[DIRECTION] Write out each line in which the string "this" is present.

__________

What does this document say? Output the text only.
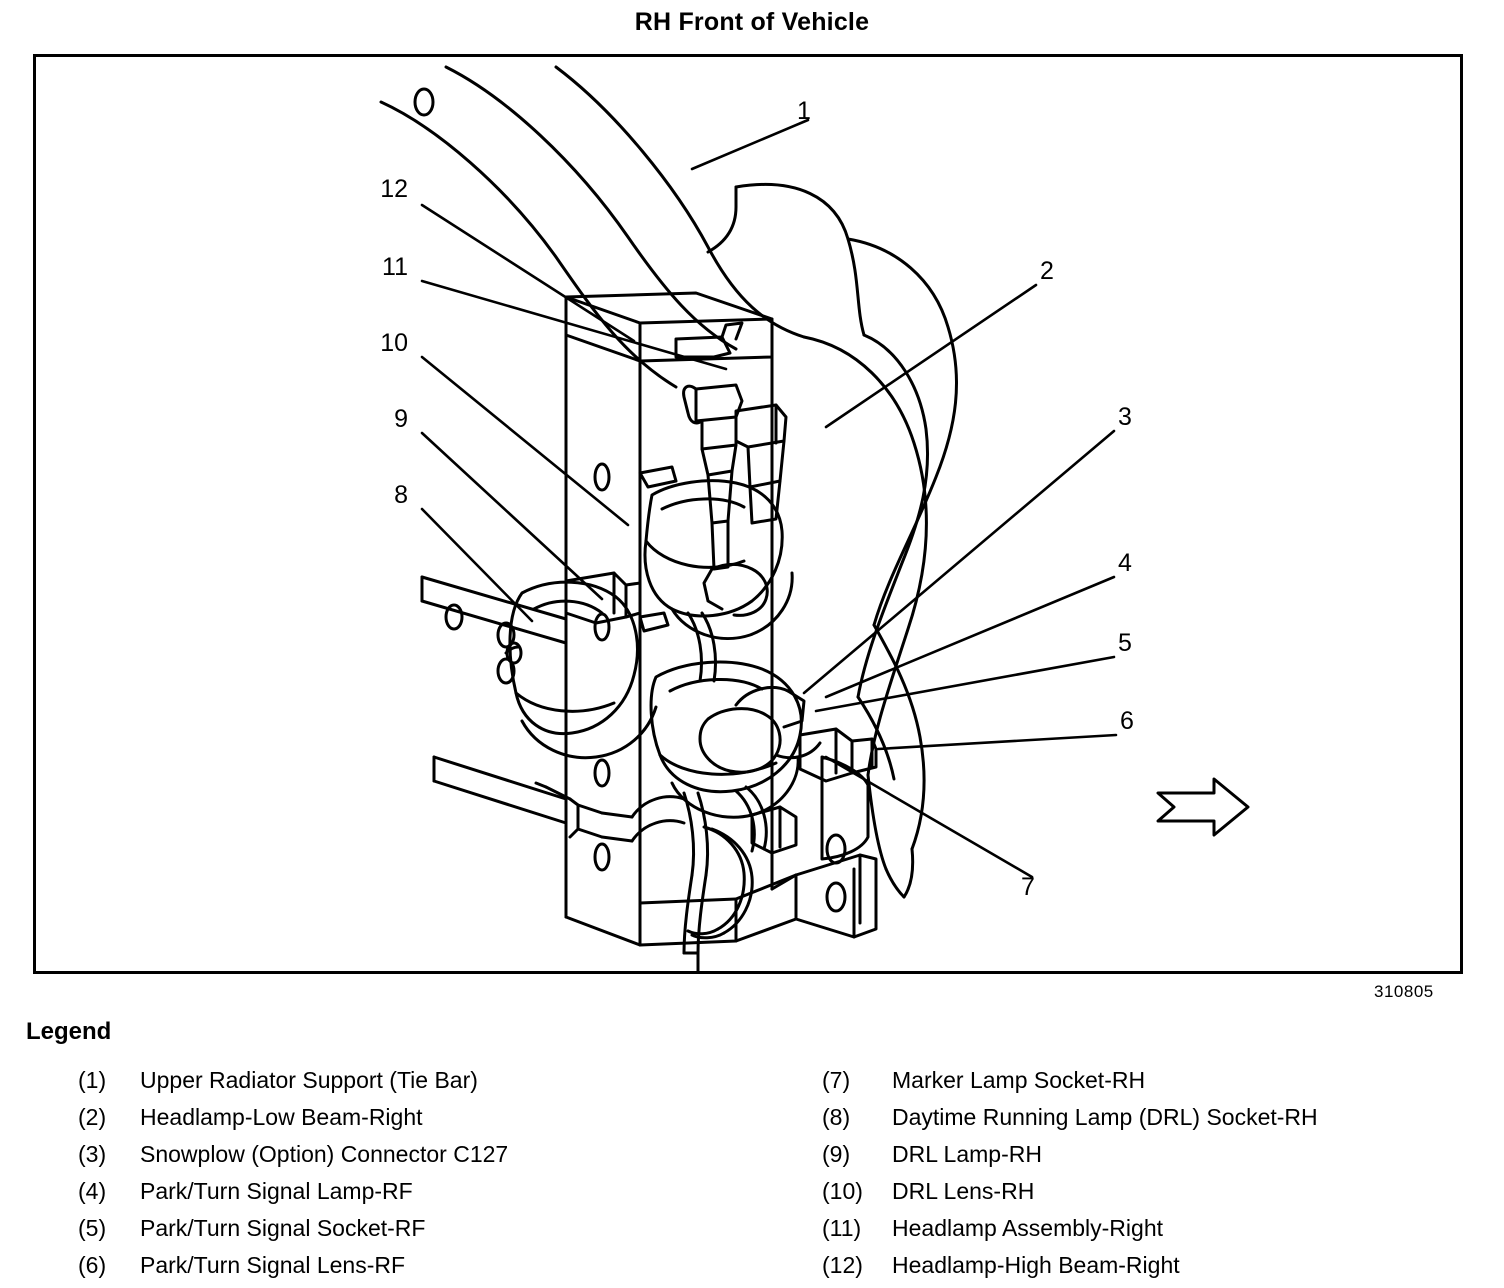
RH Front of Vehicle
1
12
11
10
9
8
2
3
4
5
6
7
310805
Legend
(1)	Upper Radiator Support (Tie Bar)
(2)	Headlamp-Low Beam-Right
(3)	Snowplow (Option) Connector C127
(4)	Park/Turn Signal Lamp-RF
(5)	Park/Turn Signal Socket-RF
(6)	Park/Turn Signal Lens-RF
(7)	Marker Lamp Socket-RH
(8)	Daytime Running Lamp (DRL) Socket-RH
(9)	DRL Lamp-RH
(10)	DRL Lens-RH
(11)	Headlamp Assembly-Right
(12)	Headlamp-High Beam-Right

__________

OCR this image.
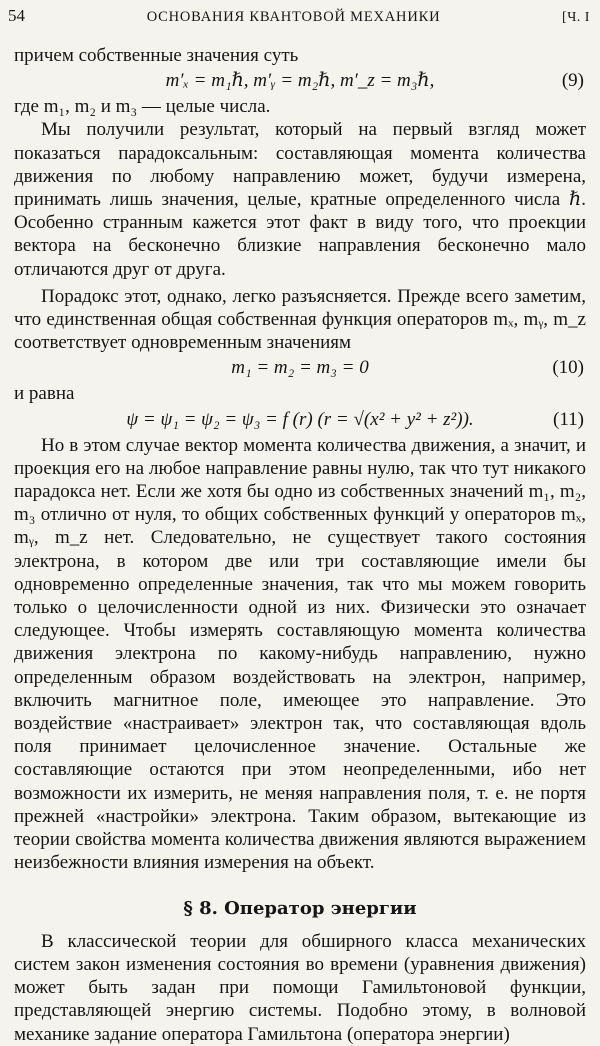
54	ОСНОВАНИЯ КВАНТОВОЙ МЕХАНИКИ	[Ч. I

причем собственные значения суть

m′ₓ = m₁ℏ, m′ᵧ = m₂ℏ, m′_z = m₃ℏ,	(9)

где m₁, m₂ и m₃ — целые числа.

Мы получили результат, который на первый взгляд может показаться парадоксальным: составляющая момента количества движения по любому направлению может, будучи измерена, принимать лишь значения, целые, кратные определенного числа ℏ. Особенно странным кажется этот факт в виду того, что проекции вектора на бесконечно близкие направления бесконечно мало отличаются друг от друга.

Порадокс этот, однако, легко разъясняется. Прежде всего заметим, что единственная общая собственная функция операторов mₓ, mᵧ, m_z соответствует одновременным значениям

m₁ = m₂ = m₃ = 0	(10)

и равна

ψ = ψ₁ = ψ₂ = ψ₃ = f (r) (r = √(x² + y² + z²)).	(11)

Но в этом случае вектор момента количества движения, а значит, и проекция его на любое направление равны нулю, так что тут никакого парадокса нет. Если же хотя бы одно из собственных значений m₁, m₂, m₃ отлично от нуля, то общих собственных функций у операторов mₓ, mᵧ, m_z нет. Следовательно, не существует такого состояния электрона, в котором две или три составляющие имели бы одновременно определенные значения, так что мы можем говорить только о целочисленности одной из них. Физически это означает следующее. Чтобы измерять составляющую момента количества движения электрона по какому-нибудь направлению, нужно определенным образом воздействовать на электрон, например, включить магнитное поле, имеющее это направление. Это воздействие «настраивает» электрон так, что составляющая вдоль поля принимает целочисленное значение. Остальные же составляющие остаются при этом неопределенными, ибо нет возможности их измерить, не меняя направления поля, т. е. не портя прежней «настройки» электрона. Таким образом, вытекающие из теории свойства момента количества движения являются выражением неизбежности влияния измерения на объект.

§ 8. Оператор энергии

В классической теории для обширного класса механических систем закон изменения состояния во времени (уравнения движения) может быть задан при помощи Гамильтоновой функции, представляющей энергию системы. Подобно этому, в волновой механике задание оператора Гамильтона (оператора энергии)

__________

[EXPECTED ANSWER]
What does this document say? Output the text only.
OCR this image.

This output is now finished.